Exercise:
Transcribe every line of the records verbatim.

Extracted information:
--------------------
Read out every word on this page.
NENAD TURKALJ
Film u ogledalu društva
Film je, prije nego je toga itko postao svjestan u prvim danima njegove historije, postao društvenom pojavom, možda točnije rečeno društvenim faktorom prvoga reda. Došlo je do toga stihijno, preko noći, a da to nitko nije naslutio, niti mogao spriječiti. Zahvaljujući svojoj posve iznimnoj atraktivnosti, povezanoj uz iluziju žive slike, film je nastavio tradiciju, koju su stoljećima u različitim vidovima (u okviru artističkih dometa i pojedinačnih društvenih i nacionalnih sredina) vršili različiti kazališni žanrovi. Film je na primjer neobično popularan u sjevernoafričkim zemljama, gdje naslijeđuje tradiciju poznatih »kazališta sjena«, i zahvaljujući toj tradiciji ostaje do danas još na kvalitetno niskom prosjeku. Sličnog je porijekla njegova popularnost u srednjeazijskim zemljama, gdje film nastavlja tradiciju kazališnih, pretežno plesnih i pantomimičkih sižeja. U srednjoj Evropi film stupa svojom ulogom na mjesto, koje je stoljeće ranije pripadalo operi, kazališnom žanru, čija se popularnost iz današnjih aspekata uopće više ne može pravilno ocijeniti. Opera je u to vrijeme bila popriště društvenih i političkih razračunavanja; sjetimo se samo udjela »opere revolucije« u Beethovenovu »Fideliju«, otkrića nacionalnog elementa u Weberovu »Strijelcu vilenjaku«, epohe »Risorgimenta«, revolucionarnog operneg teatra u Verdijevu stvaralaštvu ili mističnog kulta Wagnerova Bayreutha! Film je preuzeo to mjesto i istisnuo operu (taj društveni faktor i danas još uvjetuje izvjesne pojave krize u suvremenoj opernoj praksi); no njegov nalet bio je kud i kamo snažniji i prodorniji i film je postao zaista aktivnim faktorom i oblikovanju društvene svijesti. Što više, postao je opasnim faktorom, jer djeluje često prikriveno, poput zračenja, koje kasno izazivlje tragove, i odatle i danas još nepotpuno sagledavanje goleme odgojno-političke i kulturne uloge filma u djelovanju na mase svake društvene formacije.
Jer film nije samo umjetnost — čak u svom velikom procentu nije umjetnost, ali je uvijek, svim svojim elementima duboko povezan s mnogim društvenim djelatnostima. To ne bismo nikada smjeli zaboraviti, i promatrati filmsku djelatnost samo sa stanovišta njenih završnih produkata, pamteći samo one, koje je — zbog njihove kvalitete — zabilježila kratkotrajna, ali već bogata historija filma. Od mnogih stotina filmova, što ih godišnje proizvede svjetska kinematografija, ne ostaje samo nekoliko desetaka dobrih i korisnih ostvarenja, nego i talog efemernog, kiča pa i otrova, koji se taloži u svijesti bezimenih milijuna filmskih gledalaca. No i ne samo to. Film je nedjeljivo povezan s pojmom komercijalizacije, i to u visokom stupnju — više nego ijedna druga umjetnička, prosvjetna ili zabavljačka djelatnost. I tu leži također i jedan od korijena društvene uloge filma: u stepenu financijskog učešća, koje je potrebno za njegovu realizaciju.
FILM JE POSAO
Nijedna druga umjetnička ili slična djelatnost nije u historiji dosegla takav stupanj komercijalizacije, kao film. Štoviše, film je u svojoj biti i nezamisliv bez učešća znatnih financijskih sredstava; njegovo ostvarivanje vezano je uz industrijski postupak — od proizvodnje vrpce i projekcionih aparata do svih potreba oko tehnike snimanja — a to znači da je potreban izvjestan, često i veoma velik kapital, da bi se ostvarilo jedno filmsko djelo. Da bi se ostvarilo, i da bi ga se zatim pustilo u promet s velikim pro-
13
--------------------
Task response:
Read out every word on this page.
NENAD TURKALJ
Film u ogledalu društva
Film je, prije nego je toga itko postao svjestan u prvim danima njegove historije, postao društvenom pojavom, možda točnije rečeno društvenim faktorom prvoga reda. Došlo je do toga stihijno, preko noći, a da to nitko nije naslutio, niti mogao spriječiti. Zahvaljujući svojoj posve iznimnoj atraktivnosti, povezanoj uz iluziju žive slike, film je nastavio tradiciju, koju su stoljećima u različitim vidovima (u okviru artističkih dometa i pojedinačnih društvenih i nacionalnih sredina) vršili različiti kazališni žanrovi. Film je na primjer neobično popularan u sjevernoafričkim zemljama, gdje naslijeđuje tradiciju poznatih »kazališta sjena«, i zahvaljujući toj tradiciji ostaje do danas još na kvalitetno niskom prosjeku. Sličnog je porijekla njegova popularnost u srednjeazijskim zemljama, gdje film nastavlja tradiciju kazališnih, pretežno plesnih i pantomimičkih sižeja. U srednjoj Evropi film stupa svojom ulogom na mjesto, koje je stoljeće ranije pripadalo operi, kazališnom žanru, čija se popularnost iz današnjih aspekata uopće više ne može pravilno ocijeniti. Opera je u to vrijeme bila popriště društvenih i političkih razračunavanja; sjetimo se samo udjela »opere revolucije« u Beethovenovu »Fideliju«, otkrića nacionalnog elementa u Weberovu »Strijelcu vilenjaku«, epohe »Risorgimenta«, revolucionarnog operneg teatra u Verdijevu stvaralaštvu ili mističnog kulta Wagnerova Bayreutha! Film je preuzeo to mjesto i istisnuo operu (taj društveni faktor i danas još uvjetuje izvjesne pojave krize u suvremenoj opernoj praksi); no njegov nalet bio je kud i kamo snažniji i prodorniji i film je postao zaista aktivnim faktorom i oblikovanju društvene svijesti. Što više, postao je opasnim faktorom, jer djeluje često prikriveno, poput zračenja, koje kasno izazivlje tragove, i odatle i danas još nepotpuno sagledavanje goleme odgojno-političke i kulturne uloge filma u djelovanju na mase svake društvene formacije.
Jer film nije samo umjetnost — čak u svom velikom procentu nije umjetnost, ali je uvijek, svim svojim elementima duboko povezan s mnogim društvenim djelatnostima. To ne bismo nikada smjeli zaboraviti, i promatrati filmsku djelatnost samo sa stanovišta njenih završnih produkata, pamteći samo one, koje je — zbog njihove kvalitete — zabilježila kratkotrajna, ali već bogata historija filma. Od mnogih stotina filmova, što ih godišnje proizvede svjetska kinematografija, ne ostaje samo nekoliko desetaka dobrih i korisnih ostvarenja, nego i talog efemernog, kiča pa i otrova, koji se taloži u svijesti bezimenih milijuna filmskih gledalaca. No i ne samo to. Film je nedjeljivo povezan s pojmom komercijalizacije, i to u visokom stupnju — više nego ijedna druga umjetnička, prosvjetna ili zabavljačka djelatnost. I tu leži također i jedan od korijena društvene uloge filma: u stepenu financijskog učešća, koje je potrebno za njegovu realizaciju.
FILM JE POSAO
Nijedna druga umjetnička ili slična djelatnost nije u historiji dosegla takav stupanj komercijalizacije, kao film. Štoviše, film je u svojoj biti i nezamisliv bez učešća znatnih financijskih sredstava; njegovo ostvarivanje vezano je uz industrijski postupak — od proizvodnje vrpce i projekcionih aparata do svih potreba oko tehnike snimanja — a to znači da je potreban izvjestan, često i veoma velik kapital, da bi se ostvarilo jedno filmsko djelo. Da bi se ostvarilo, i da bi ga se zatim pustilo u promet s velikim pro-
13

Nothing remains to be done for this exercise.